:: Exercise material ::

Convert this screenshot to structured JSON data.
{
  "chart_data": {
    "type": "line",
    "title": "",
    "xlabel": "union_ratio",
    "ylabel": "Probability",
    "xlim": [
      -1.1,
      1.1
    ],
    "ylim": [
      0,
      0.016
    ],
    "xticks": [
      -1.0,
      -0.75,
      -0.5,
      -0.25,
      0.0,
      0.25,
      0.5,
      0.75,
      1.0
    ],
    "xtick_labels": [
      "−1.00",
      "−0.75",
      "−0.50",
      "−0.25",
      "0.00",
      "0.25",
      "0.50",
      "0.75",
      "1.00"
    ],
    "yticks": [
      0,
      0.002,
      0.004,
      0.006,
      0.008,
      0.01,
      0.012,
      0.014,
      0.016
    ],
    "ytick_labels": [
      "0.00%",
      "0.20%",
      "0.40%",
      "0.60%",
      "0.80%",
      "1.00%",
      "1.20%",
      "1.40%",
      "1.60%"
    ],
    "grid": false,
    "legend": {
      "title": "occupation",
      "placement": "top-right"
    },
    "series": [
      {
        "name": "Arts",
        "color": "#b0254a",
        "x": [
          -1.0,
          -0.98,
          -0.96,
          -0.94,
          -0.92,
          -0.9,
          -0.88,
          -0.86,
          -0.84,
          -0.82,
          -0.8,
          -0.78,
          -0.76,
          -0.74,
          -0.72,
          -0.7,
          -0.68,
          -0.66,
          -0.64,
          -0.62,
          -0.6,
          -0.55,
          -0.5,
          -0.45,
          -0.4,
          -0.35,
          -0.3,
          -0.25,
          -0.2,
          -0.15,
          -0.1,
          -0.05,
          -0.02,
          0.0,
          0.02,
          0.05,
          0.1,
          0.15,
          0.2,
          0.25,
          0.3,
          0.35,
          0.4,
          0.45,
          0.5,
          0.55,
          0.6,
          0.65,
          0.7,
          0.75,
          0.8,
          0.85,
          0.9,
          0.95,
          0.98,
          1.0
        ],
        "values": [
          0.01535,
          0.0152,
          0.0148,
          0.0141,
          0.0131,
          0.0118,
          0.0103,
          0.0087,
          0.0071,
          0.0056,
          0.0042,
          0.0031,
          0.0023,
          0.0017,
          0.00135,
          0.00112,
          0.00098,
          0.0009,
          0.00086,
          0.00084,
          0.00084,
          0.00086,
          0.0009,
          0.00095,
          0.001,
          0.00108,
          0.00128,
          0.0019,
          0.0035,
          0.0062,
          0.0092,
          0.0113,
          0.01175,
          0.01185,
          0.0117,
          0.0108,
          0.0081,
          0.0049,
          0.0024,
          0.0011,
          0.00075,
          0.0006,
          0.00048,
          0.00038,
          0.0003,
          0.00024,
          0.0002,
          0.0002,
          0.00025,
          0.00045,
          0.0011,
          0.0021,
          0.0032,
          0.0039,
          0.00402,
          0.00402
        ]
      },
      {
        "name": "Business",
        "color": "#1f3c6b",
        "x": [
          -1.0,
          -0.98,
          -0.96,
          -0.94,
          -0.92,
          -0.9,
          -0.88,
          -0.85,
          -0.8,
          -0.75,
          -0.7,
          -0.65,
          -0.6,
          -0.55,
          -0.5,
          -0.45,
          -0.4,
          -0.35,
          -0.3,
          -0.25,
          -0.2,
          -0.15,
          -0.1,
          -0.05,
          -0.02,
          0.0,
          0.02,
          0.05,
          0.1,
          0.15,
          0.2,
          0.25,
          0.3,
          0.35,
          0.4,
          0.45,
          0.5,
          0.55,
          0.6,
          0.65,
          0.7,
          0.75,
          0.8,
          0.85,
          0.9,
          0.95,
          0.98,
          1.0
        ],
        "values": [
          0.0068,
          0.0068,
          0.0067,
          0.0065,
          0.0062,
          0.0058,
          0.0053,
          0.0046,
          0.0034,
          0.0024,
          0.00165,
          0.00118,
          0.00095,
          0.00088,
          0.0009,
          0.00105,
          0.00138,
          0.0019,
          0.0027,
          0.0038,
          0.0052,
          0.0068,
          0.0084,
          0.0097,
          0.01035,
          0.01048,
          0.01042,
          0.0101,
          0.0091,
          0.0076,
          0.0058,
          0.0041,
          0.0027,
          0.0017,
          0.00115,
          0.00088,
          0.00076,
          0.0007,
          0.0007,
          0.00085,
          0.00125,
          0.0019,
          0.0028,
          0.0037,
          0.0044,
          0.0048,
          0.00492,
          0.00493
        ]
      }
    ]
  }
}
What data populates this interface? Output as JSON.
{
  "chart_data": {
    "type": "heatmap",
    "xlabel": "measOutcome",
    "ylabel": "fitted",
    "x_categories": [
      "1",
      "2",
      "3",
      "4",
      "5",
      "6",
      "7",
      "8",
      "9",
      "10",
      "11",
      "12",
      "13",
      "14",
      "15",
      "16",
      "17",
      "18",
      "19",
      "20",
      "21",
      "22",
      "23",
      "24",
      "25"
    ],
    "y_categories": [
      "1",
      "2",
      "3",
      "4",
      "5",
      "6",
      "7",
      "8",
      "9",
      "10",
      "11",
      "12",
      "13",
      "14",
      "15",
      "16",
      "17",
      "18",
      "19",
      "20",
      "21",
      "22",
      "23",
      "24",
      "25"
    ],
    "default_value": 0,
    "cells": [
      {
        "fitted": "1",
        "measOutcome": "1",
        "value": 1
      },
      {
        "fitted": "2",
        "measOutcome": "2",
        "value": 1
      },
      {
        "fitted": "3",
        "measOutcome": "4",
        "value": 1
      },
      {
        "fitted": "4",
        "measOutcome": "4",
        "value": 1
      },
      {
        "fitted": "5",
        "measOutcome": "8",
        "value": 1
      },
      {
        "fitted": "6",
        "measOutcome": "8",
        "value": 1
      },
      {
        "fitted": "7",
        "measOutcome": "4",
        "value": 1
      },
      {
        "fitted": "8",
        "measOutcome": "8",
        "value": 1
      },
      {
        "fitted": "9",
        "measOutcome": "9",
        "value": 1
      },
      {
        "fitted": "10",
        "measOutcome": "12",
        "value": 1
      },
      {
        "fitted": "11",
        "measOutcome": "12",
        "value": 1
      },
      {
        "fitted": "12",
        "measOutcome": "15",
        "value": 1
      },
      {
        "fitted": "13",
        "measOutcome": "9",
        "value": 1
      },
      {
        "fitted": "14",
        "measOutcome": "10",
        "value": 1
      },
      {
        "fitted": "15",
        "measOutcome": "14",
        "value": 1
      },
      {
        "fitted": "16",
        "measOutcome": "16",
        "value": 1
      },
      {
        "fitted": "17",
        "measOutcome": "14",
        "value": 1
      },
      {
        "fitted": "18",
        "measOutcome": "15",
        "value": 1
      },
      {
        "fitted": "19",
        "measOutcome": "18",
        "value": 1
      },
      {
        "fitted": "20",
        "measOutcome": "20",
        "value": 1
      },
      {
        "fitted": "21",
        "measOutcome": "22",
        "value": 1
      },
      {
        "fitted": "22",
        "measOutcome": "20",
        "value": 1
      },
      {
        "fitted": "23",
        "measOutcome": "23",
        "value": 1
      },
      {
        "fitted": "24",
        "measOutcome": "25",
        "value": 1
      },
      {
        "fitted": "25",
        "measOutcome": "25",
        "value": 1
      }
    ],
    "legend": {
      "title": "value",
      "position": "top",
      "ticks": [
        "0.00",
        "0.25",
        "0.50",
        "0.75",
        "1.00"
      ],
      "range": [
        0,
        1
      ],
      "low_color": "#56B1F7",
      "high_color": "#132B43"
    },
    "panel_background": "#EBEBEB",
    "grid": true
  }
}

:::

* _Aim of the exercise_
Repeat every line of the material exactly as given.

* _Task answer_
Convert this screenshot to structured JSON data.
{
  "chart_data": {
    "type": "line",
    "title": "",
    "xlabel": "union_ratio",
    "ylabel": "Probability",
    "xlim": [
      -1.1,
      1.1
    ],
    "ylim": [
      0,
      0.016
    ],
    "xticks": [
      -1.0,
      -0.75,
      -0.5,
      -0.25,
      0.0,
      0.25,
      0.5,
      0.75,
      1.0
    ],
    "xtick_labels": [
      "−1.00",
      "−0.75",
      "−0.50",
      "−0.25",
      "0.00",
      "0.25",
      "0.50",
      "0.75",
      "1.00"
    ],
    "yticks": [
      0,
      0.002,
      0.004,
      0.006,
      0.008,
      0.01,
      0.012,
      0.014,
      0.016
    ],
    "ytick_labels": [
      "0.00%",
      "0.20%",
      "0.40%",
      "0.60%",
      "0.80%",
      "1.00%",
      "1.20%",
      "1.40%",
      "1.60%"
    ],
    "grid": false,
    "legend": {
      "title": "occupation",
      "placement": "top-right"
    },
    "series": [
      {
        "name": "Arts",
        "color": "#b0254a",
        "x": [
          -1.0,
          -0.98,
          -0.96,
          -0.94,
          -0.92,
          -0.9,
          -0.88,
          -0.86,
          -0.84,
          -0.82,
          -0.8,
          -0.78,
          -0.76,
          -0.74,
          -0.72,
          -0.7,
          -0.68,
          -0.66,
          -0.64,
          -0.62,
          -0.6,
          -0.55,
          -0.5,
          -0.45,
          -0.4,
          -0.35,
          -0.3,
          -0.25,
          -0.2,
          -0.15,
          -0.1,
          -0.05,
          -0.02,
          0.0,
          0.02,
          0.05,
          0.1,
          0.15,
          0.2,
          0.25,
          0.3,
          0.35,
          0.4,
          0.45,
          0.5,
          0.55,
          0.6,
          0.65,
          0.7,
          0.75,
          0.8,
          0.85,
          0.9,
          0.95,
          0.98,
          1.0
        ],
        "values": [
          0.01535,
          0.0152,
          0.0148,
          0.0141,
          0.0131,
          0.0118,
          0.0103,
          0.0087,
          0.0071,
          0.0056,
          0.0042,
          0.0031,
          0.0023,
          0.0017,
          0.00135,
          0.00112,
          0.00098,
          0.0009,
          0.00086,
          0.00084,
          0.00084,
          0.00086,
          0.0009,
          0.00095,
          0.001,
          0.00108,
          0.00128,
          0.0019,
          0.0035,
          0.0062,
          0.0092,
          0.0113,
          0.01175,
          0.01185,
          0.0117,
          0.0108,
          0.0081,
          0.0049,
          0.0024,
          0.0011,
          0.00075,
          0.0006,
          0.00048,
          0.00038,
          0.0003,
          0.00024,
          0.0002,
          0.0002,
          0.00025,
          0.00045,
          0.0011,
          0.0021,
          0.0032,
          0.0039,
          0.00402,
          0.00402
        ]
      },
      {
        "name": "Business",
        "color": "#1f3c6b",
        "x": [
          -1.0,
          -0.98,
          -0.96,
          -0.94,
          -0.92,
          -0.9,
          -0.88,
          -0.85,
          -0.8,
          -0.75,
          -0.7,
          -0.65,
          -0.6,
          -0.55,
          -0.5,
          -0.45,
          -0.4,
          -0.35,
          -0.3,
          -0.25,
          -0.2,
          -0.15,
          -0.1,
          -0.05,
          -0.02,
          0.0,
          0.02,
          0.05,
          0.1,
          0.15,
          0.2,
          0.25,
          0.3,
          0.35,
          0.4,
          0.45,
          0.5,
          0.55,
          0.6,
          0.65,
          0.7,
          0.75,
          0.8,
          0.85,
          0.9,
          0.95,
          0.98,
          1.0
        ],
        "values": [
          0.0068,
          0.0068,
          0.0067,
          0.0065,
          0.0062,
          0.0058,
          0.0053,
          0.0046,
          0.0034,
          0.0024,
          0.00165,
          0.00118,
          0.00095,
          0.00088,
          0.0009,
          0.00105,
          0.00138,
          0.0019,
          0.0027,
          0.0038,
          0.0052,
          0.0068,
          0.0084,
          0.0097,
          0.01035,
          0.01048,
          0.01042,
          0.0101,
          0.0091,
          0.0076,
          0.0058,
          0.0041,
          0.0027,
          0.0017,
          0.00115,
          0.00088,
          0.00076,
          0.0007,
          0.0007,
          0.00085,
          0.00125,
          0.0019,
          0.0028,
          0.0037,
          0.0044,
          0.0048,
          0.00492,
          0.00493
        ]
      }
    ]
  }
}
What data populates this interface? Output as JSON.
{
  "chart_data": {
    "type": "heatmap",
    "xlabel": "measOutcome",
    "ylabel": "fitted",
    "x_categories": [
      "1",
      "2",
      "3",
      "4",
      "5",
      "6",
      "7",
      "8",
      "9",
      "10",
      "11",
      "12",
      "13",
      "14",
      "15",
      "16",
      "17",
      "18",
      "19",
      "20",
      "21",
      "22",
      "23",
      "24",
      "25"
    ],
    "y_categories": [
      "1",
      "2",
      "3",
      "4",
      "5",
      "6",
      "7",
      "8",
      "9",
      "10",
      "11",
      "12",
      "13",
      "14",
      "15",
      "16",
      "17",
      "18",
      "19",
      "20",
      "21",
      "22",
      "23",
      "24",
      "25"
    ],
    "default_value": 0,
    "cells": [
      {
        "fitted": "1",
        "measOutcome": "1",
        "value": 1
      },
      {
        "fitted": "2",
        "measOutcome": "2",
        "value": 1
      },
      {
        "fitted": "3",
        "measOutcome": "4",
        "value": 1
      },
      {
        "fitted": "4",
        "measOutcome": "4",
        "value": 1
      },
      {
        "fitted": "5",
        "measOutcome": "8",
        "value": 1
      },
      {
        "fitted": "6",
        "measOutcome": "8",
        "value": 1
      },
      {
        "fitted": "7",
        "measOutcome": "4",
        "value": 1
      },
      {
        "fitted": "8",
        "measOutcome": "8",
        "value": 1
      },
      {
        "fitted": "9",
        "measOutcome": "9",
        "value": 1
      },
      {
        "fitted": "10",
        "measOutcome": "12",
        "value": 1
      },
      {
        "fitted": "11",
        "measOutcome": "12",
        "value": 1
      },
      {
        "fitted": "12",
        "measOutcome": "15",
        "value": 1
      },
      {
        "fitted": "13",
        "measOutcome": "9",
        "value": 1
      },
      {
        "fitted": "14",
        "measOutcome": "10",
        "value": 1
      },
      {
        "fitted": "15",
        "measOutcome": "14",
        "value": 1
      },
      {
        "fitted": "16",
        "measOutcome": "16",
        "value": 1
      },
      {
        "fitted": "17",
        "measOutcome": "14",
        "value": 1
      },
      {
        "fitted": "18",
        "measOutcome": "15",
        "value": 1
      },
      {
        "fitted": "19",
        "measOutcome": "18",
        "value": 1
      },
      {
        "fitted": "20",
        "measOutcome": "20",
        "value": 1
      },
      {
        "fitted": "21",
        "measOutcome": "22",
        "value": 1
      },
      {
        "fitted": "22",
        "measOutcome": "20",
        "value": 1
      },
      {
        "fitted": "23",
        "measOutcome": "23",
        "value": 1
      },
      {
        "fitted": "24",
        "measOutcome": "25",
        "value": 1
      },
      {
        "fitted": "25",
        "measOutcome": "25",
        "value": 1
      }
    ],
    "legend": {
      "title": "value",
      "position": "top",
      "ticks": [
        "0.00",
        "0.25",
        "0.50",
        "0.75",
        "1.00"
      ],
      "range": [
        0,
        1
      ],
      "low_color": "#56B1F7",
      "high_color": "#132B43"
    },
    "panel_background": "#EBEBEB",
    "grid": true
  }
}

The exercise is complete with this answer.